_Exercise_.
Every entry that follows should be reproduced exactly.

_Stored entries_.

..............................

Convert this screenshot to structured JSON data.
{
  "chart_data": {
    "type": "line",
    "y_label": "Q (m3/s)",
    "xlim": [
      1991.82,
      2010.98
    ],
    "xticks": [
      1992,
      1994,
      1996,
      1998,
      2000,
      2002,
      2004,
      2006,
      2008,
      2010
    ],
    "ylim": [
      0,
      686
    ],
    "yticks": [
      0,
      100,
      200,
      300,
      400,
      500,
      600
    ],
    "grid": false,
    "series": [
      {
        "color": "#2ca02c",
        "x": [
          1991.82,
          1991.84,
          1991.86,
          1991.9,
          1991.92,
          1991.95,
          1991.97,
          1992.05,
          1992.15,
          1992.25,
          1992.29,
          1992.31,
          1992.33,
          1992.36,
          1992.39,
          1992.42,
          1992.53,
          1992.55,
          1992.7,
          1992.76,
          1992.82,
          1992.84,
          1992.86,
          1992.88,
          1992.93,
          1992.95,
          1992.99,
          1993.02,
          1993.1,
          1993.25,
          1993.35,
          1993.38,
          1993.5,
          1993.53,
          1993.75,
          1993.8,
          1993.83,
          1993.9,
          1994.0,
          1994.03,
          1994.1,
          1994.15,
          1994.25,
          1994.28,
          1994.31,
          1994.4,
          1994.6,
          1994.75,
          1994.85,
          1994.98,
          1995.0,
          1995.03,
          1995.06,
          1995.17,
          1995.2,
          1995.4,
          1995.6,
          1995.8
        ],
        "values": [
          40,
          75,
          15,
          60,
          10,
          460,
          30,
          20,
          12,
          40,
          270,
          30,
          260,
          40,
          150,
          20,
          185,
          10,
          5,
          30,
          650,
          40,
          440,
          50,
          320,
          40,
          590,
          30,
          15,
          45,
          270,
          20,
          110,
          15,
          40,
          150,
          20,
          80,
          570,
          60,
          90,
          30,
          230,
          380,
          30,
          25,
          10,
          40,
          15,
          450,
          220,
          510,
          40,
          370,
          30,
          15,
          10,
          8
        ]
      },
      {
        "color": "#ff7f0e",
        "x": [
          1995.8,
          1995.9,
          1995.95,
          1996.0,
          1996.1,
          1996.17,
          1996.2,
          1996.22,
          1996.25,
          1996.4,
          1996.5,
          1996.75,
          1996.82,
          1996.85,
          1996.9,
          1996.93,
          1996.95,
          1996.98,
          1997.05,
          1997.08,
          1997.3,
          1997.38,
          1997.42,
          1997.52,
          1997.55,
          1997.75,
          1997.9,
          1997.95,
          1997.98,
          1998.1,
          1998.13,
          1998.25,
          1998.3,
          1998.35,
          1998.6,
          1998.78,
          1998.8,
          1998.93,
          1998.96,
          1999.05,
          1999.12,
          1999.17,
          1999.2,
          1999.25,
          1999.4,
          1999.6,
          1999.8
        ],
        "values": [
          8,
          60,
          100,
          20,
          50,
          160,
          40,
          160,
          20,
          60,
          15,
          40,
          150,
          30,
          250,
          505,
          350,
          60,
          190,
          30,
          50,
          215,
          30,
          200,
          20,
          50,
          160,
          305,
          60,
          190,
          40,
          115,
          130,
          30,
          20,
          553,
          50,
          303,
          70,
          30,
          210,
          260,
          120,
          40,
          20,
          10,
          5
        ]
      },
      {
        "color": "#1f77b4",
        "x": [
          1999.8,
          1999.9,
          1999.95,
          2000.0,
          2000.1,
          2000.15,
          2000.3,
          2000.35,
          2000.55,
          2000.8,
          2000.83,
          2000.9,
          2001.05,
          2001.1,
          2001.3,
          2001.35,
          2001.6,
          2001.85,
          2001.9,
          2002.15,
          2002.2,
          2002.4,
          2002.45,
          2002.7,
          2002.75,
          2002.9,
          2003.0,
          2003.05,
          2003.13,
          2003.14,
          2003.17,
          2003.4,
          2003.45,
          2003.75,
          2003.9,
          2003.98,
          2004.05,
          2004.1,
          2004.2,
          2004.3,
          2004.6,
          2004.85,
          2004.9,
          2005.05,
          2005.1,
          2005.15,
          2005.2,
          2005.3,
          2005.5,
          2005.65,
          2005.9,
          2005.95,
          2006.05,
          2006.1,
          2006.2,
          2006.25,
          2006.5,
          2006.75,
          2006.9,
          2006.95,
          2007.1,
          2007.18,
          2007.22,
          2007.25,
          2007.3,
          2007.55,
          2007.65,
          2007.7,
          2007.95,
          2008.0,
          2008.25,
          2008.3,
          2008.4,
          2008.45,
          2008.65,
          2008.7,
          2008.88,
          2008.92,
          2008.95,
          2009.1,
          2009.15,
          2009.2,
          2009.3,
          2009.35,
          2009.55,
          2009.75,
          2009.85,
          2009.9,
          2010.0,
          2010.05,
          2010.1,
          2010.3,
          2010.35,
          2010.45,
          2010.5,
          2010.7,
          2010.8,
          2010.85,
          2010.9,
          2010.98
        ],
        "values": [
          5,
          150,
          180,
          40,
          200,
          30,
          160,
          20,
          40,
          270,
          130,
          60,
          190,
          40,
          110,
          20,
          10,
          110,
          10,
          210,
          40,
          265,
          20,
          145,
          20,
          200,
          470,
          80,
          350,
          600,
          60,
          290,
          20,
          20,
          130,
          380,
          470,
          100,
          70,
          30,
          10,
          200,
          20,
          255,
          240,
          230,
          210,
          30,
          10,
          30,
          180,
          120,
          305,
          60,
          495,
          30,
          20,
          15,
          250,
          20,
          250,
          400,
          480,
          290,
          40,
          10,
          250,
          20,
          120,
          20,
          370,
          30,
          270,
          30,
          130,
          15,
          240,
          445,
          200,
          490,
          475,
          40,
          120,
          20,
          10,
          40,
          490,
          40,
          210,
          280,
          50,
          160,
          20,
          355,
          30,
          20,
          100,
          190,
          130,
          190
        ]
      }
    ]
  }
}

..............................

_Expected output_.
Convert this screenshot to structured JSON data.
{
  "chart_data": {
    "type": "line",
    "y_label": "Q (m3/s)",
    "xlim": [
      1991.82,
      2010.98
    ],
    "xticks": [
      1992,
      1994,
      1996,
      1998,
      2000,
      2002,
      2004,
      2006,
      2008,
      2010
    ],
    "ylim": [
      0,
      686
    ],
    "yticks": [
      0,
      100,
      200,
      300,
      400,
      500,
      600
    ],
    "grid": false,
    "series": [
      {
        "color": "#2ca02c",
        "x": [
          1991.82,
          1991.84,
          1991.86,
          1991.9,
          1991.92,
          1991.95,
          1991.97,
          1992.05,
          1992.15,
          1992.25,
          1992.29,
          1992.31,
          1992.33,
          1992.36,
          1992.39,
          1992.42,
          1992.53,
          1992.55,
          1992.7,
          1992.76,
          1992.82,
          1992.84,
          1992.86,
          1992.88,
          1992.93,
          1992.95,
          1992.99,
          1993.02,
          1993.1,
          1993.25,
          1993.35,
          1993.38,
          1993.5,
          1993.53,
          1993.75,
          1993.8,
          1993.83,
          1993.9,
          1994.0,
          1994.03,
          1994.1,
          1994.15,
          1994.25,
          1994.28,
          1994.31,
          1994.4,
          1994.6,
          1994.75,
          1994.85,
          1994.98,
          1995.0,
          1995.03,
          1995.06,
          1995.17,
          1995.2,
          1995.4,
          1995.6,
          1995.8
        ],
        "values": [
          40,
          75,
          15,
          60,
          10,
          460,
          30,
          20,
          12,
          40,
          270,
          30,
          260,
          40,
          150,
          20,
          185,
          10,
          5,
          30,
          650,
          40,
          440,
          50,
          320,
          40,
          590,
          30,
          15,
          45,
          270,
          20,
          110,
          15,
          40,
          150,
          20,
          80,
          570,
          60,
          90,
          30,
          230,
          380,
          30,
          25,
          10,
          40,
          15,
          450,
          220,
          510,
          40,
          370,
          30,
          15,
          10,
          8
        ]
      },
      {
        "color": "#ff7f0e",
        "x": [
          1995.8,
          1995.9,
          1995.95,
          1996.0,
          1996.1,
          1996.17,
          1996.2,
          1996.22,
          1996.25,
          1996.4,
          1996.5,
          1996.75,
          1996.82,
          1996.85,
          1996.9,
          1996.93,
          1996.95,
          1996.98,
          1997.05,
          1997.08,
          1997.3,
          1997.38,
          1997.42,
          1997.52,
          1997.55,
          1997.75,
          1997.9,
          1997.95,
          1997.98,
          1998.1,
          1998.13,
          1998.25,
          1998.3,
          1998.35,
          1998.6,
          1998.78,
          1998.8,
          1998.93,
          1998.96,
          1999.05,
          1999.12,
          1999.17,
          1999.2,
          1999.25,
          1999.4,
          1999.6,
          1999.8
        ],
        "values": [
          8,
          60,
          100,
          20,
          50,
          160,
          40,
          160,
          20,
          60,
          15,
          40,
          150,
          30,
          250,
          505,
          350,
          60,
          190,
          30,
          50,
          215,
          30,
          200,
          20,
          50,
          160,
          305,
          60,
          190,
          40,
          115,
          130,
          30,
          20,
          553,
          50,
          303,
          70,
          30,
          210,
          260,
          120,
          40,
          20,
          10,
          5
        ]
      },
      {
        "color": "#1f77b4",
        "x": [
          1999.8,
          1999.9,
          1999.95,
          2000.0,
          2000.1,
          2000.15,
          2000.3,
          2000.35,
          2000.55,
          2000.8,
          2000.83,
          2000.9,
          2001.05,
          2001.1,
          2001.3,
          2001.35,
          2001.6,
          2001.85,
          2001.9,
          2002.15,
          2002.2,
          2002.4,
          2002.45,
          2002.7,
          2002.75,
          2002.9,
          2003.0,
          2003.05,
          2003.13,
          2003.14,
          2003.17,
          2003.4,
          2003.45,
          2003.75,
          2003.9,
          2003.98,
          2004.05,
          2004.1,
          2004.2,
          2004.3,
          2004.6,
          2004.85,
          2004.9,
          2005.05,
          2005.1,
          2005.15,
          2005.2,
          2005.3,
          2005.5,
          2005.65,
          2005.9,
          2005.95,
          2006.05,
          2006.1,
          2006.2,
          2006.25,
          2006.5,
          2006.75,
          2006.9,
          2006.95,
          2007.1,
          2007.18,
          2007.22,
          2007.25,
          2007.3,
          2007.55,
          2007.65,
          2007.7,
          2007.95,
          2008.0,
          2008.25,
          2008.3,
          2008.4,
          2008.45,
          2008.65,
          2008.7,
          2008.88,
          2008.92,
          2008.95,
          2009.1,
          2009.15,
          2009.2,
          2009.3,
          2009.35,
          2009.55,
          2009.75,
          2009.85,
          2009.9,
          2010.0,
          2010.05,
          2010.1,
          2010.3,
          2010.35,
          2010.45,
          2010.5,
          2010.7,
          2010.8,
          2010.85,
          2010.9,
          2010.98
        ],
        "values": [
          5,
          150,
          180,
          40,
          200,
          30,
          160,
          20,
          40,
          270,
          130,
          60,
          190,
          40,
          110,
          20,
          10,
          110,
          10,
          210,
          40,
          265,
          20,
          145,
          20,
          200,
          470,
          80,
          350,
          600,
          60,
          290,
          20,
          20,
          130,
          380,
          470,
          100,
          70,
          30,
          10,
          200,
          20,
          255,
          240,
          230,
          210,
          30,
          10,
          30,
          180,
          120,
          305,
          60,
          495,
          30,
          20,
          15,
          250,
          20,
          250,
          400,
          480,
          290,
          40,
          10,
          250,
          20,
          120,
          20,
          370,
          30,
          270,
          30,
          130,
          15,
          240,
          445,
          200,
          490,
          475,
          40,
          120,
          20,
          10,
          40,
          490,
          40,
          210,
          280,
          50,
          160,
          20,
          355,
          30,
          20,
          100,
          190,
          130,
          190
        ]
      }
    ]
  }
}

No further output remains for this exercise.